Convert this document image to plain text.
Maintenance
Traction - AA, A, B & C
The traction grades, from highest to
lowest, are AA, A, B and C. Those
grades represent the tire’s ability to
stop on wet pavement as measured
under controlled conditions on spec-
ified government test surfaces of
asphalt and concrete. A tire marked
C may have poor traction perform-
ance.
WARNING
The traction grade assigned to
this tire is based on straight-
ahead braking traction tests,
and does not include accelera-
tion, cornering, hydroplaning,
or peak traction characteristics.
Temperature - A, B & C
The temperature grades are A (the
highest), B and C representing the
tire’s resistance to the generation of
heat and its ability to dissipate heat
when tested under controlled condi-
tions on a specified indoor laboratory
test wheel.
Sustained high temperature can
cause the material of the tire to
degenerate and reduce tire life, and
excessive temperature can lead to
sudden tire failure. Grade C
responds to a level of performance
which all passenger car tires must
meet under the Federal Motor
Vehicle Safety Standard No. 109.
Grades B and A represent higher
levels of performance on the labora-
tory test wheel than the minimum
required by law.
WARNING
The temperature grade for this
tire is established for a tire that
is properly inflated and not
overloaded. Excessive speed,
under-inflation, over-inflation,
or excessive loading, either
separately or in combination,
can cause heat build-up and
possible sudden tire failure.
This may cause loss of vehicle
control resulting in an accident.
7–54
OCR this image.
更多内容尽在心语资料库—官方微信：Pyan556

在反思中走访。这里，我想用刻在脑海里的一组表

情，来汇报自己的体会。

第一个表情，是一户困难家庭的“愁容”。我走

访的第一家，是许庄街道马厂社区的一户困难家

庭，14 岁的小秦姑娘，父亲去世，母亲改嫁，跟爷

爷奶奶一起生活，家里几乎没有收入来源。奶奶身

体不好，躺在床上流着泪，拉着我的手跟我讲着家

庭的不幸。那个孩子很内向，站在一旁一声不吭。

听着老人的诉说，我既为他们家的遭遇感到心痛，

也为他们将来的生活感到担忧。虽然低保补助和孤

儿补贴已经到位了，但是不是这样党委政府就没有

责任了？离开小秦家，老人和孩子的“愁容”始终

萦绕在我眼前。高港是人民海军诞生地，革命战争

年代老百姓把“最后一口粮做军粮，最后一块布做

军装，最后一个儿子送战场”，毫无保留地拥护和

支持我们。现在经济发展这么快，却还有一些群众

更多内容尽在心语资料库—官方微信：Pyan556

- - -

= TASK INSTRUCTIONS =
Extract every line from the one containing "OCR this image." through the last line of the data, inclusive, exactly as written.

= SOLUTION FOR THIS TASK =
OCR this image.
更多内容尽在心语资料库—官方微信：Pyan556

在反思中走访。这里，我想用刻在脑海里的一组表

情，来汇报自己的体会。

第一个表情，是一户困难家庭的“愁容”。我走

访的第一家，是许庄街道马厂社区的一户困难家

庭，14 岁的小秦姑娘，父亲去世，母亲改嫁，跟爷

爷奶奶一起生活，家里几乎没有收入来源。奶奶身

体不好，躺在床上流着泪，拉着我的手跟我讲着家

庭的不幸。那个孩子很内向，站在一旁一声不吭。

听着老人的诉说，我既为他们家的遭遇感到心痛，

也为他们将来的生活感到担忧。虽然低保补助和孤

儿补贴已经到位了，但是不是这样党委政府就没有

责任了？离开小秦家，老人和孩子的“愁容”始终

萦绕在我眼前。高港是人民海军诞生地，革命战争

年代老百姓把“最后一口粮做军粮，最后一块布做

军装，最后一个儿子送战场”，毫无保留地拥护和

支持我们。现在经济发展这么快，却还有一些群众

更多内容尽在心语资料库—官方微信：Pyan556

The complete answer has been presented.